• Collected data:
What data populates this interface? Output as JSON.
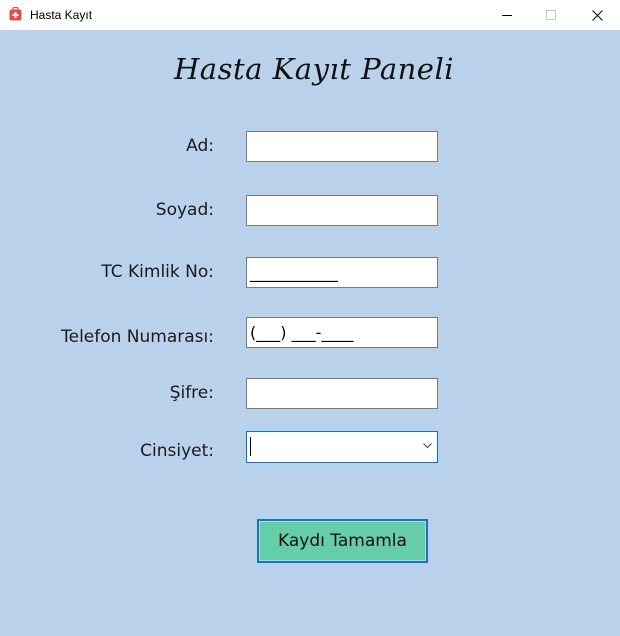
{
  "window": {
    "title": "Hasta Kayıt",
    "minimize_icon": "minimize-icon",
    "maximize_icon": "maximize-icon",
    "close_icon": "close-icon",
    "app_icon": "medical-kit-icon"
  },
  "form": {
    "title": "Hasta Kayıt Paneli",
    "fields": {
      "ad": {
        "label": "Ad:",
        "value": ""
      },
      "soyad": {
        "label": "Soyad:",
        "value": ""
      },
      "tc": {
        "label": "TC Kimlik No:",
        "value": "___________"
      },
      "telefon": {
        "label": "Telefon Numarası:",
        "value": "(___) ___-____"
      },
      "sifre": {
        "label": "Şifre:",
        "value": ""
      },
      "cinsiyet": {
        "label": "Cinsiyet:",
        "value": "",
        "dropdown_icon": "chevron-down-icon"
      }
    },
    "submit_label": "Kaydı Tamamla"
  },
  "colors": {
    "background": "#b9d1ea",
    "button": "#66cdaa",
    "button_border": "#1a73c7",
    "focus_border": "#0078d7"
  }
}
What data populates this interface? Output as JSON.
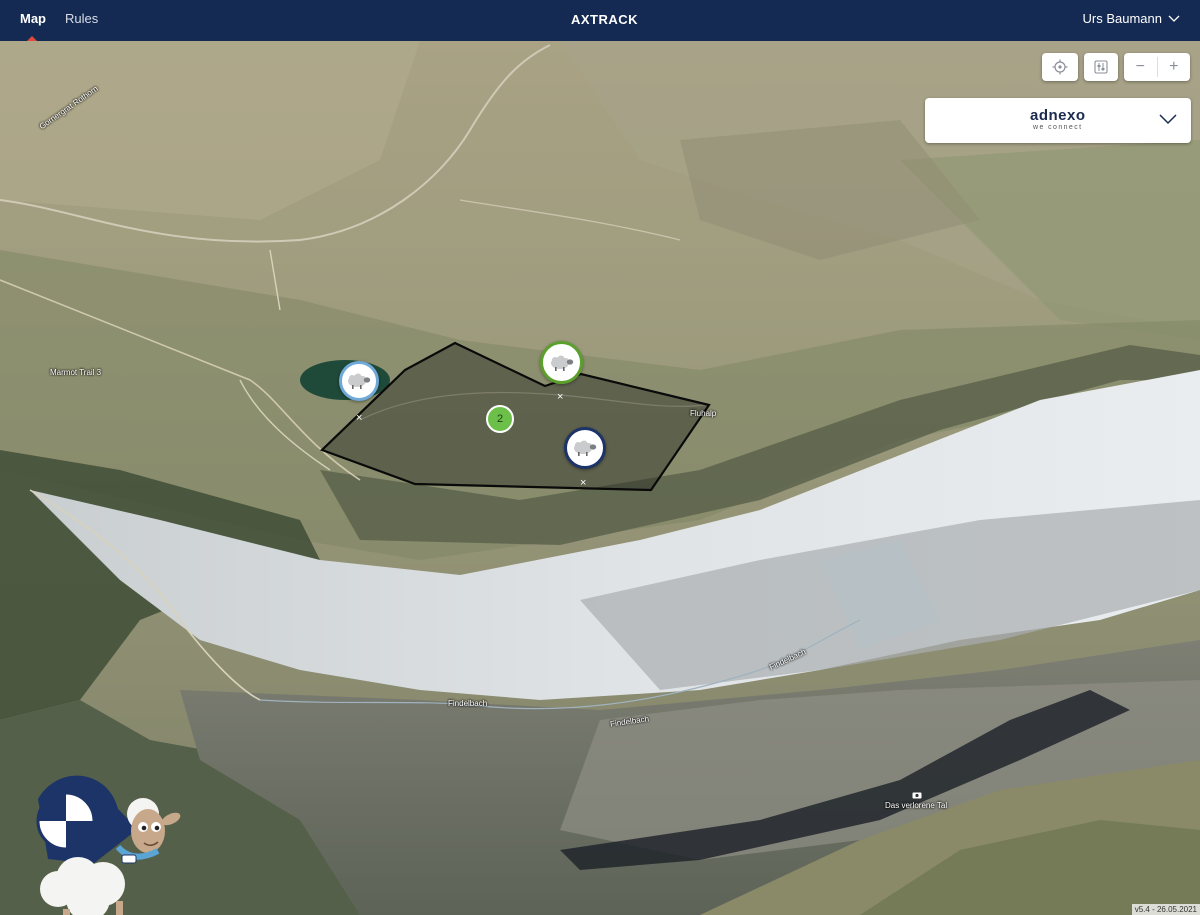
{
  "nav": {
    "items": [
      {
        "label": "Map",
        "active": true
      },
      {
        "label": "Rules",
        "active": false
      }
    ],
    "brand": "AXTRACK",
    "user": "Urs Baumann"
  },
  "organization": {
    "name": "adnexo",
    "tagline": "we connect"
  },
  "controls": {
    "zoom_out": "−",
    "zoom_in": "+"
  },
  "markers": {
    "cluster_count": "2",
    "remove_glyph": "×"
  },
  "map_labels": {
    "trail": "Marmot Trail 3",
    "hut": "Fluhalp",
    "stream_1": "Findelbach",
    "stream_2": "Findelbach",
    "stream_3": "Findelbach",
    "viewpoint": "Das verlorene Tal",
    "road": "Gornergrat Rothorn"
  },
  "footer": {
    "version": "v5.4 - 26.05.2021"
  },
  "colors": {
    "topbar": "#142a52",
    "accent": "#e04a3a",
    "marker_green": "#5ca02c",
    "marker_light": "#6fa9d8",
    "marker_navy": "#1d3468",
    "cluster": "#6cc04a"
  },
  "icons": [
    "locate-icon",
    "filter-icon",
    "chevron-down-icon",
    "sheep-icon",
    "camera-icon"
  ]
}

• REQUIREMENT: Transcribe each entry precisely as given, leaving the pictures out.

• WRITTEN ANSWER:
What data populates this interface? Output as JSON.
{
  "window": {
    "title": "Hasta Kayıt",
    "minimize_icon": "minimize-icon",
    "maximize_icon": "maximize-icon",
    "close_icon": "close-icon",
    "app_icon": "medical-kit-icon"
  },
  "form": {
    "title": "Hasta Kayıt Paneli",
    "fields": {
      "ad": {
        "label": "Ad:",
        "value": ""
      },
      "soyad": {
        "label": "Soyad:",
        "value": ""
      },
      "tc": {
        "label": "TC Kimlik No:",
        "value": "___________"
      },
      "telefon": {
        "label": "Telefon Numarası:",
        "value": "(___) ___-____"
      },
      "sifre": {
        "label": "Şifre:",
        "value": ""
      },
      "cinsiyet": {
        "label": "Cinsiyet:",
        "value": "",
        "dropdown_icon": "chevron-down-icon"
      }
    },
    "submit_label": "Kaydı Tamamla"
  },
  "colors": {
    "background": "#b9d1ea",
    "button": "#66cdaa",
    "button_border": "#1a73c7",
    "focus_border": "#0078d7"
  }
}
What data populates this interface? Output as JSON.
{
  "nav": {
    "items": [
      {
        "label": "Map",
        "active": true
      },
      {
        "label": "Rules",
        "active": false
      }
    ],
    "brand": "AXTRACK",
    "user": "Urs Baumann"
  },
  "organization": {
    "name": "adnexo",
    "tagline": "we connect"
  },
  "controls": {
    "zoom_out": "−",
    "zoom_in": "+"
  },
  "markers": {
    "cluster_count": "2",
    "remove_glyph": "×"
  },
  "map_labels": {
    "trail": "Marmot Trail 3",
    "hut": "Fluhalp",
    "stream_1": "Findelbach",
    "stream_2": "Findelbach",
    "stream_3": "Findelbach",
    "viewpoint": "Das verlorene Tal",
    "road": "Gornergrat Rothorn"
  },
  "footer": {
    "version": "v5.4 - 26.05.2021"
  },
  "colors": {
    "topbar": "#142a52",
    "accent": "#e04a3a",
    "marker_green": "#5ca02c",
    "marker_light": "#6fa9d8",
    "marker_navy": "#1d3468",
    "cluster": "#6cc04a"
  },
  "icons": [
    "locate-icon",
    "filter-icon",
    "chevron-down-icon",
    "sheep-icon",
    "camera-icon"
  ]
}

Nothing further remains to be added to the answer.